# WRITTEN EXERCISE
Identify all lines in the listing that include the word "Apple", and copy them out.

# EXTRACTED DATA

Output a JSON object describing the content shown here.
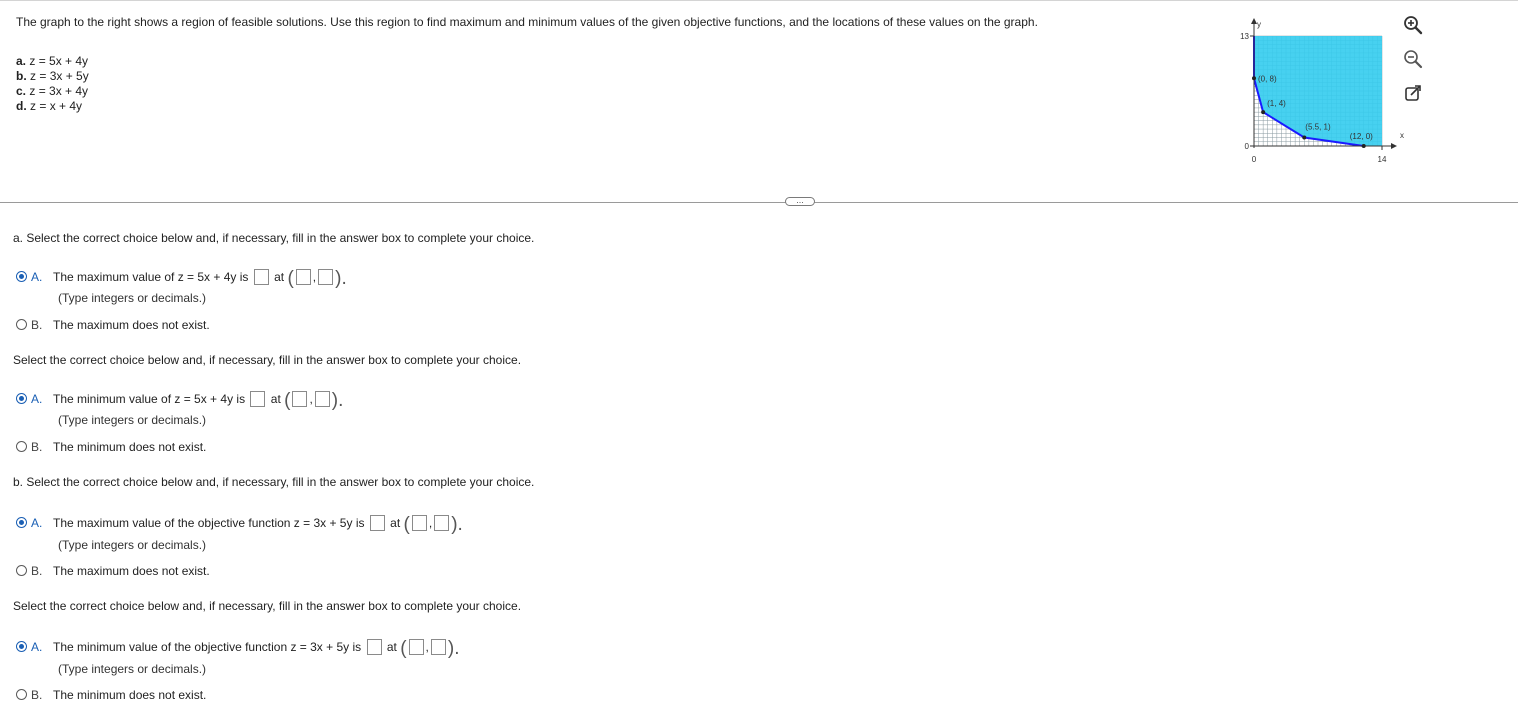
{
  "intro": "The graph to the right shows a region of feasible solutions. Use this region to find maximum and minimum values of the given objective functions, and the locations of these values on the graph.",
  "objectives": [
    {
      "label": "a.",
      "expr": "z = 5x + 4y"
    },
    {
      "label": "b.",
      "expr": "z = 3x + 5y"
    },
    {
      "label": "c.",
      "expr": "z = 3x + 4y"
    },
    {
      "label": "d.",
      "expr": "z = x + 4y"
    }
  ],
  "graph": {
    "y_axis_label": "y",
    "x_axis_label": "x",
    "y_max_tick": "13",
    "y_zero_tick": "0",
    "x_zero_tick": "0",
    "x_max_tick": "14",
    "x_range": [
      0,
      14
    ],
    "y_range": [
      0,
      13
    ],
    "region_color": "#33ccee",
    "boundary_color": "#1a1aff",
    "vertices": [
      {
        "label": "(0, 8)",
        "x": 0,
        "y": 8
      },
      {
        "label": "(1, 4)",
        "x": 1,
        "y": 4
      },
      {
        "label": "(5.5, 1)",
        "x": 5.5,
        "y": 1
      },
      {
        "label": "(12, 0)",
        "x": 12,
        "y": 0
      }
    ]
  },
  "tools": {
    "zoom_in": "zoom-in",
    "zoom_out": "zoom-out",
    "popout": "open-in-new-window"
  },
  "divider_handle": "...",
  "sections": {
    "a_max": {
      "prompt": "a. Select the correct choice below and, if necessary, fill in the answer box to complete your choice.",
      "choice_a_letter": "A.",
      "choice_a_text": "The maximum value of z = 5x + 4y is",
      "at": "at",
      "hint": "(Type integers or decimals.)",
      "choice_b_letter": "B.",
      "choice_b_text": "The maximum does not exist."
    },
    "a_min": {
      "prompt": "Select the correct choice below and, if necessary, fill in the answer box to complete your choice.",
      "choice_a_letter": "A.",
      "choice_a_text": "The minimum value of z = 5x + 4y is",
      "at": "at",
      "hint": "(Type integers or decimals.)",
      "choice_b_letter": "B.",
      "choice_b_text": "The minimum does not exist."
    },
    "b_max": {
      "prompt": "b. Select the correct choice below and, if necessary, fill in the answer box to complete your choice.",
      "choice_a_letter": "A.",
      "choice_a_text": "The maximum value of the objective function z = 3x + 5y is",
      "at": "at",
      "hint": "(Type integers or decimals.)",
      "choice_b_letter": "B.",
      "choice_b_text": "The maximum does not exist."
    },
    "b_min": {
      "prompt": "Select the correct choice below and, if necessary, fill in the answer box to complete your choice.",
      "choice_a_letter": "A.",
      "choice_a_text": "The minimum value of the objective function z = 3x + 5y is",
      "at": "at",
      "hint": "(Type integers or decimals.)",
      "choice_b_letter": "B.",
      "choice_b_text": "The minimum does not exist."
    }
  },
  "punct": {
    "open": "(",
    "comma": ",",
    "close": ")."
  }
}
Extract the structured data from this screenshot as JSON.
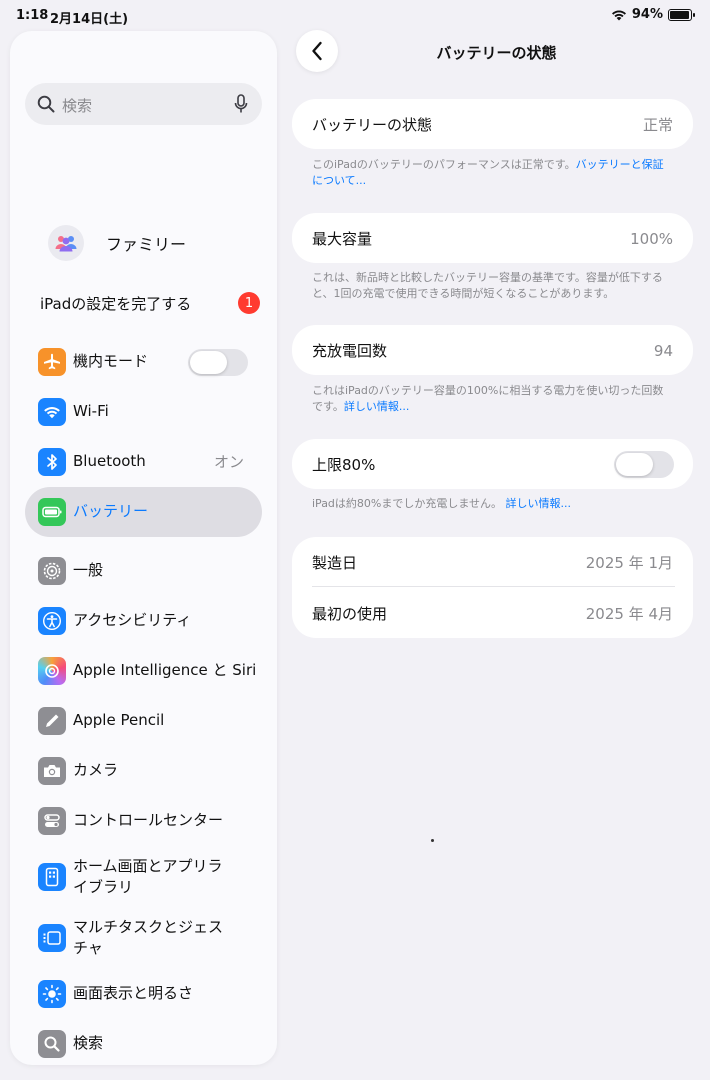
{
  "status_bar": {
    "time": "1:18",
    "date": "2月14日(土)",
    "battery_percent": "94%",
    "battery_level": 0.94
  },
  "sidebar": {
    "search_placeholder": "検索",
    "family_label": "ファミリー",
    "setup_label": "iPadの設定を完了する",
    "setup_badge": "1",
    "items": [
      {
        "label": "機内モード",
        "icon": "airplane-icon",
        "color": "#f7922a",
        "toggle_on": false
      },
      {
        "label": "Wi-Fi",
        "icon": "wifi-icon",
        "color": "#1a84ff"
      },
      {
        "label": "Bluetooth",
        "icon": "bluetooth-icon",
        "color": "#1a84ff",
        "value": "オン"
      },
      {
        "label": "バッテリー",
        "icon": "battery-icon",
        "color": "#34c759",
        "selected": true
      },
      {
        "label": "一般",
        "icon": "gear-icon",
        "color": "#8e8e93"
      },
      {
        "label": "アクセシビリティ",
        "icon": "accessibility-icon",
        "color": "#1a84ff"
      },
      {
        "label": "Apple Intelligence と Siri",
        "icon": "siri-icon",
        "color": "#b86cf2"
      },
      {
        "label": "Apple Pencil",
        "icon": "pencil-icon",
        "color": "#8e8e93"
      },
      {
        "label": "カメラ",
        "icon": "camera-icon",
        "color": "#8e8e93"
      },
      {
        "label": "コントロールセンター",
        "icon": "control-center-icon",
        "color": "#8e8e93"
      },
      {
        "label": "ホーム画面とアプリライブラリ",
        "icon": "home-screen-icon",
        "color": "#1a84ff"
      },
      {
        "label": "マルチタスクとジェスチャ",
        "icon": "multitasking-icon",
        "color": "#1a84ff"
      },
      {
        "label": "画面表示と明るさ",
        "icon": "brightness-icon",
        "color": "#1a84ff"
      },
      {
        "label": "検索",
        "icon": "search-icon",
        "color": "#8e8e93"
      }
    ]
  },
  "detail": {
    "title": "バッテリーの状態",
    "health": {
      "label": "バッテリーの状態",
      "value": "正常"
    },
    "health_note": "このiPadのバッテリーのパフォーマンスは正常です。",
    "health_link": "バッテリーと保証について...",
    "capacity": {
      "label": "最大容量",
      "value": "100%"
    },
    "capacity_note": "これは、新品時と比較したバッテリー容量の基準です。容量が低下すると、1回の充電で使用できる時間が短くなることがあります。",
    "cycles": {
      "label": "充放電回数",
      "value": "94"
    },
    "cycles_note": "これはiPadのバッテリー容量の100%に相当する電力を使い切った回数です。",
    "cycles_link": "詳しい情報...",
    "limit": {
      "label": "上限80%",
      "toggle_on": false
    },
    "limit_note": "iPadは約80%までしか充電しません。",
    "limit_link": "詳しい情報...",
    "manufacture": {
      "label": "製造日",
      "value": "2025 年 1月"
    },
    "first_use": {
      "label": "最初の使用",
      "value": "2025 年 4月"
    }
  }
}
==
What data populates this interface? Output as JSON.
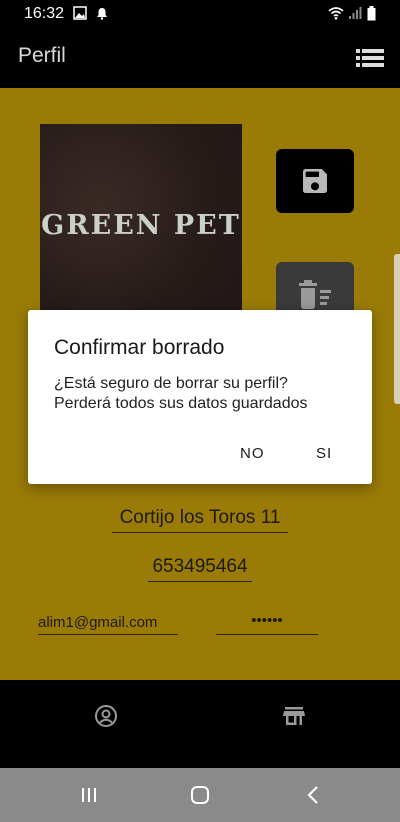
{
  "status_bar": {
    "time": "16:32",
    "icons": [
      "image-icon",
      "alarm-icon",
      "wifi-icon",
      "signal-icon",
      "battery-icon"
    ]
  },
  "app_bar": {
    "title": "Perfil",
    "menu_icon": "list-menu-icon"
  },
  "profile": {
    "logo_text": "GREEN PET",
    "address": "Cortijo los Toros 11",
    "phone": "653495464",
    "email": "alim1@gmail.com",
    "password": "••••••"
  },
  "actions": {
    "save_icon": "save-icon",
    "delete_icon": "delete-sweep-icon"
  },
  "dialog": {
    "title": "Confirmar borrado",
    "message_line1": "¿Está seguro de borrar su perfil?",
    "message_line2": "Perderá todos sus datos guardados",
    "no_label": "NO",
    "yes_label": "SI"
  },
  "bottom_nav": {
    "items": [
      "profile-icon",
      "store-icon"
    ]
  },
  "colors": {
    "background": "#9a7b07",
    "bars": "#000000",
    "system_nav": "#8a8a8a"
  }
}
--
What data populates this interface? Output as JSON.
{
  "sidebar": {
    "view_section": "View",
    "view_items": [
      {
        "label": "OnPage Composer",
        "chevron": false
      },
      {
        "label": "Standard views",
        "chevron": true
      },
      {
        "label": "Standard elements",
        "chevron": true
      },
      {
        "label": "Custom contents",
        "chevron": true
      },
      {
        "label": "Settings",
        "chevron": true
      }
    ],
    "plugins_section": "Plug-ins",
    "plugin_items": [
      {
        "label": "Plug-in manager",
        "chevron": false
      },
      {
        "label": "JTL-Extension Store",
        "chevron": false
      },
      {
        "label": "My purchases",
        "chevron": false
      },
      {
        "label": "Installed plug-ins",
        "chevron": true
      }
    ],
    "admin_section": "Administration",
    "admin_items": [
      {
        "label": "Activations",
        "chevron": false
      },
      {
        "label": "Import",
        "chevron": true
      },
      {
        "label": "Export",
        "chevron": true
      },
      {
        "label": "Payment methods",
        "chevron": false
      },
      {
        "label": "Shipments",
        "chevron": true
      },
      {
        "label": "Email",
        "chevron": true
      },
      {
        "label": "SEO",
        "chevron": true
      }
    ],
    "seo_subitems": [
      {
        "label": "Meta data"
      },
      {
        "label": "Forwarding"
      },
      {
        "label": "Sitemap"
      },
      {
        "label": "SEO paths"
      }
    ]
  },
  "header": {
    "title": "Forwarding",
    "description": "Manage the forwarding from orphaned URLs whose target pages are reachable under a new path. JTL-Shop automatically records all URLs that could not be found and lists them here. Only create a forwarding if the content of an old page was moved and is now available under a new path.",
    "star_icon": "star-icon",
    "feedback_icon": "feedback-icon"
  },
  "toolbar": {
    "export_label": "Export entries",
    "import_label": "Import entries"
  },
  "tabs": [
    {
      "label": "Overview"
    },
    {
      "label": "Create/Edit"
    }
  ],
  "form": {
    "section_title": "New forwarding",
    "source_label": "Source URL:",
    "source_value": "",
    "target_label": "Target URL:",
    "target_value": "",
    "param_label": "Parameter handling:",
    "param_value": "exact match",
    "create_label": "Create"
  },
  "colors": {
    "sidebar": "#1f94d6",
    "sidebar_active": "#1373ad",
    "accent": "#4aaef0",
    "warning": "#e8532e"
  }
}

# OUTPUT BELOW
        "label": "Apple Intelligence と Siri",
        "label": "Apple Pencil",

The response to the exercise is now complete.